##### PROVIDED ENTRIES

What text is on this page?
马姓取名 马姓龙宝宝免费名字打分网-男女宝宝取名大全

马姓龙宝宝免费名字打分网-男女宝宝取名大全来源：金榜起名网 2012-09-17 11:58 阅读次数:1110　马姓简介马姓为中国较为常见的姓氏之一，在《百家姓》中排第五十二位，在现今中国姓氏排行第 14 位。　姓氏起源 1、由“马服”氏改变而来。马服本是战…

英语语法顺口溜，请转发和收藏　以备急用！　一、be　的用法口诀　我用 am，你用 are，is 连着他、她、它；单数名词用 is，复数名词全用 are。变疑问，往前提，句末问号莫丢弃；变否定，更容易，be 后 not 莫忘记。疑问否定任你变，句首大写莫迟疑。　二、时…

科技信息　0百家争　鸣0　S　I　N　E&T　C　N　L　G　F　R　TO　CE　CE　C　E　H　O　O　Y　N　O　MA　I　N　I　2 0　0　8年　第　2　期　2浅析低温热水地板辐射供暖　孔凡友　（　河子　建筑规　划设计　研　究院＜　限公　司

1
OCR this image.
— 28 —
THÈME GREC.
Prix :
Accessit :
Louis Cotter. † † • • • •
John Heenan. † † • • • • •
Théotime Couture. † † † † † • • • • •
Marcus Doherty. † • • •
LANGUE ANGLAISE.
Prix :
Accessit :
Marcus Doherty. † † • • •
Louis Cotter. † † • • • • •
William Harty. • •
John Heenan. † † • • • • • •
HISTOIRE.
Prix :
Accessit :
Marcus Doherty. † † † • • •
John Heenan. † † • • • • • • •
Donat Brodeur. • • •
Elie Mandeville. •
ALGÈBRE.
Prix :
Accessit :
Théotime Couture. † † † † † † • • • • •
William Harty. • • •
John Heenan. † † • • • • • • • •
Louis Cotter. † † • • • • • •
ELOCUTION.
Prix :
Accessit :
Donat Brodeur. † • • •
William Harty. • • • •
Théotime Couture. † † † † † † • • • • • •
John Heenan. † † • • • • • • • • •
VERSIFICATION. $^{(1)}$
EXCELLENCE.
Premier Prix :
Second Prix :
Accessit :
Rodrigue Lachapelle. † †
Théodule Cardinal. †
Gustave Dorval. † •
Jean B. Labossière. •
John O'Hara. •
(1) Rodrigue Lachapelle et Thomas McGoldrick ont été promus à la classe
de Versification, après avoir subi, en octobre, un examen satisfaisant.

##########

▶ EXERCISE OBJECTIVE
Repeat every record exactly as written, please.

▶ EXPECTED OUTPUT
What text is on this page?
马姓取名 马姓龙宝宝免费名字打分网-男女宝宝取名大全

马姓龙宝宝免费名字打分网-男女宝宝取名大全来源：金榜起名网 2012-09-17 11:58 阅读次数:1110　马姓简介马姓为中国较为常见的姓氏之一，在《百家姓》中排第五十二位，在现今中国姓氏排行第 14 位。　姓氏起源 1、由“马服”氏改变而来。马服本是战…

英语语法顺口溜，请转发和收藏　以备急用！　一、be　的用法口诀　我用 am，你用 are，is 连着他、她、它；单数名词用 is，复数名词全用 are。变疑问，往前提，句末问号莫丢弃；变否定，更容易，be 后 not 莫忘记。疑问否定任你变，句首大写莫迟疑。　二、时…

科技信息　0百家争　鸣0　S　I　N　E&T　C　N　L　G　F　R　TO　CE　CE　C　E　H　O　O　Y　N　O　MA　I　N　I　2 0　0　8年　第　2　期　2浅析低温热水地板辐射供暖　孔凡友　（　河子　建筑规　划设计　研　究院＜　限公　司

1
OCR this image.
— 28 —
THÈME GREC.
Prix :
Accessit :
Louis Cotter. † † • • • •
John Heenan. † † • • • • •
Théotime Couture. † † † † † • • • • •
Marcus Doherty. † • • •
LANGUE ANGLAISE.
Prix :
Accessit :
Marcus Doherty. † † • • •
Louis Cotter. † † • • • • •
William Harty. • •
John Heenan. † † • • • • • •
HISTOIRE.
Prix :
Accessit :
Marcus Doherty. † † † • • •
John Heenan. † † • • • • • • •
Donat Brodeur. • • •
Elie Mandeville. •
ALGÈBRE.
Prix :
Accessit :
Théotime Couture. † † † † † † • • • • •
William Harty. • • •
John Heenan. † † • • • • • • • •
Louis Cotter. † † • • • • • •
ELOCUTION.
Prix :
Accessit :
Donat Brodeur. † • • •
William Harty. • • • •
Théotime Couture. † † † † † † • • • • • •
John Heenan. † † • • • • • • • • •
VERSIFICATION. $^{(1)}$
EXCELLENCE.
Premier Prix :
Second Prix :
Accessit :
Rodrigue Lachapelle. † †
Théodule Cardinal. †
Gustave Dorval. † •
Jean B. Labossière. •
John O'Hara. •
(1) Rodrigue Lachapelle et Thomas McGoldrick ont été promus à la classe
de Versification, après avoir subi, en octobre, un examen satisfaisant.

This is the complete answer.